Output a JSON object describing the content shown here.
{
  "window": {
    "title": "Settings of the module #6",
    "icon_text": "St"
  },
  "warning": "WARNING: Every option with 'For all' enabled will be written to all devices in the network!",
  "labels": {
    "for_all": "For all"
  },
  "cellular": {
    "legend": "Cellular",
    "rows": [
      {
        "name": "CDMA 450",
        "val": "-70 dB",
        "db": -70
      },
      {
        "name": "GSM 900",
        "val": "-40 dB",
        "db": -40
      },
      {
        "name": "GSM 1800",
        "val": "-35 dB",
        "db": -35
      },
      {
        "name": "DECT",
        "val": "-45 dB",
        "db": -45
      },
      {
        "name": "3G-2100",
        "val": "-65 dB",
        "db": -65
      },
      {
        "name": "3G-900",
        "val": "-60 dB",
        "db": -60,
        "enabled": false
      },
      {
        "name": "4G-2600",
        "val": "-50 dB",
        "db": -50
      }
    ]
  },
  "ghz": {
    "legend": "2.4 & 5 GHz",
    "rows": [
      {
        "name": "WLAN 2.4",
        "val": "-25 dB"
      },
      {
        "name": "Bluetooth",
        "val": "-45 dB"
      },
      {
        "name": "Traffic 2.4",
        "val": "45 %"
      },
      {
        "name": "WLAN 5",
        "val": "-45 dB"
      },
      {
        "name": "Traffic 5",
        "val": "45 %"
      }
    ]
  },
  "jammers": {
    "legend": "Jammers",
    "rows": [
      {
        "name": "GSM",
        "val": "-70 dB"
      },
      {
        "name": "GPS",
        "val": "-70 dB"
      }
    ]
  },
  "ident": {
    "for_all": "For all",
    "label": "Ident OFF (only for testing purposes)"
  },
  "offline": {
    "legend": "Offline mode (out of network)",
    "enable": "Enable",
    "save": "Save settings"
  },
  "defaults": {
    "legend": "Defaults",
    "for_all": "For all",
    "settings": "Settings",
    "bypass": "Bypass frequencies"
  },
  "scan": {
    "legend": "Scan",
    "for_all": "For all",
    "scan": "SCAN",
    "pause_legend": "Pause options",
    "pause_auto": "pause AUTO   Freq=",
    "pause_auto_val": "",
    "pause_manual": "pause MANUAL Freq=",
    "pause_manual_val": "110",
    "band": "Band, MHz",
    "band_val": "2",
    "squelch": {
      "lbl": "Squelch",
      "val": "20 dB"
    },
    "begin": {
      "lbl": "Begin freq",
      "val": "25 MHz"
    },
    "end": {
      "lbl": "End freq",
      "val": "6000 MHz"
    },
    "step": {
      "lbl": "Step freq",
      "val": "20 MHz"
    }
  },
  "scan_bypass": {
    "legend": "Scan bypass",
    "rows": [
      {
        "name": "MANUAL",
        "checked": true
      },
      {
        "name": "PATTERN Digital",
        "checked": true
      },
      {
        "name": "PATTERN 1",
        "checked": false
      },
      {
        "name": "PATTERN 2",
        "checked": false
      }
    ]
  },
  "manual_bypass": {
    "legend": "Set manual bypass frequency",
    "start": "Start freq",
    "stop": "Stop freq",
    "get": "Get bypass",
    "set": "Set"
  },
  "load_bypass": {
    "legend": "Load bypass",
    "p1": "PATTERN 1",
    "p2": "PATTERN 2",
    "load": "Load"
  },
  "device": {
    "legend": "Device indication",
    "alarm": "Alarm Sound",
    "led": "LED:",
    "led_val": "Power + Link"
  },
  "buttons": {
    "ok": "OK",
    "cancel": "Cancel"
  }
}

---

Set exercise →
Nothing should be changed: write out all of the data as is.

The response →
Output a JSON object describing the content shown here.
{
  "window": {
    "title": "Settings of the module #6",
    "icon_text": "St"
  },
  "warning": "WARNING: Every option with 'For all' enabled will be written to all devices in the network!",
  "labels": {
    "for_all": "For all"
  },
  "cellular": {
    "legend": "Cellular",
    "rows": [
      {
        "name": "CDMA 450",
        "val": "-70 dB",
        "db": -70
      },
      {
        "name": "GSM 900",
        "val": "-40 dB",
        "db": -40
      },
      {
        "name": "GSM 1800",
        "val": "-35 dB",
        "db": -35
      },
      {
        "name": "DECT",
        "val": "-45 dB",
        "db": -45
      },
      {
        "name": "3G-2100",
        "val": "-65 dB",
        "db": -65
      },
      {
        "name": "3G-900",
        "val": "-60 dB",
        "db": -60,
        "enabled": false
      },
      {
        "name": "4G-2600",
        "val": "-50 dB",
        "db": -50
      }
    ]
  },
  "ghz": {
    "legend": "2.4 & 5 GHz",
    "rows": [
      {
        "name": "WLAN 2.4",
        "val": "-25 dB"
      },
      {
        "name": "Bluetooth",
        "val": "-45 dB"
      },
      {
        "name": "Traffic 2.4",
        "val": "45 %"
      },
      {
        "name": "WLAN 5",
        "val": "-45 dB"
      },
      {
        "name": "Traffic 5",
        "val": "45 %"
      }
    ]
  },
  "jammers": {
    "legend": "Jammers",
    "rows": [
      {
        "name": "GSM",
        "val": "-70 dB"
      },
      {
        "name": "GPS",
        "val": "-70 dB"
      }
    ]
  },
  "ident": {
    "for_all": "For all",
    "label": "Ident OFF (only for testing purposes)"
  },
  "offline": {
    "legend": "Offline mode (out of network)",
    "enable": "Enable",
    "save": "Save settings"
  },
  "defaults": {
    "legend": "Defaults",
    "for_all": "For all",
    "settings": "Settings",
    "bypass": "Bypass frequencies"
  },
  "scan": {
    "legend": "Scan",
    "for_all": "For all",
    "scan": "SCAN",
    "pause_legend": "Pause options",
    "pause_auto": "pause AUTO   Freq=",
    "pause_auto_val": "",
    "pause_manual": "pause MANUAL Freq=",
    "pause_manual_val": "110",
    "band": "Band, MHz",
    "band_val": "2",
    "squelch": {
      "lbl": "Squelch",
      "val": "20 dB"
    },
    "begin": {
      "lbl": "Begin freq",
      "val": "25 MHz"
    },
    "end": {
      "lbl": "End freq",
      "val": "6000 MHz"
    },
    "step": {
      "lbl": "Step freq",
      "val": "20 MHz"
    }
  },
  "scan_bypass": {
    "legend": "Scan bypass",
    "rows": [
      {
        "name": "MANUAL",
        "checked": true
      },
      {
        "name": "PATTERN Digital",
        "checked": true
      },
      {
        "name": "PATTERN 1",
        "checked": false
      },
      {
        "name": "PATTERN 2",
        "checked": false
      }
    ]
  },
  "manual_bypass": {
    "legend": "Set manual bypass frequency",
    "start": "Start freq",
    "stop": "Stop freq",
    "get": "Get bypass",
    "set": "Set"
  },
  "load_bypass": {
    "legend": "Load bypass",
    "p1": "PATTERN 1",
    "p2": "PATTERN 2",
    "load": "Load"
  },
  "device": {
    "legend": "Device indication",
    "alarm": "Alarm Sound",
    "led": "LED:",
    "led_val": "Power + Link"
  },
  "buttons": {
    "ok": "OK",
    "cancel": "Cancel"
  }
}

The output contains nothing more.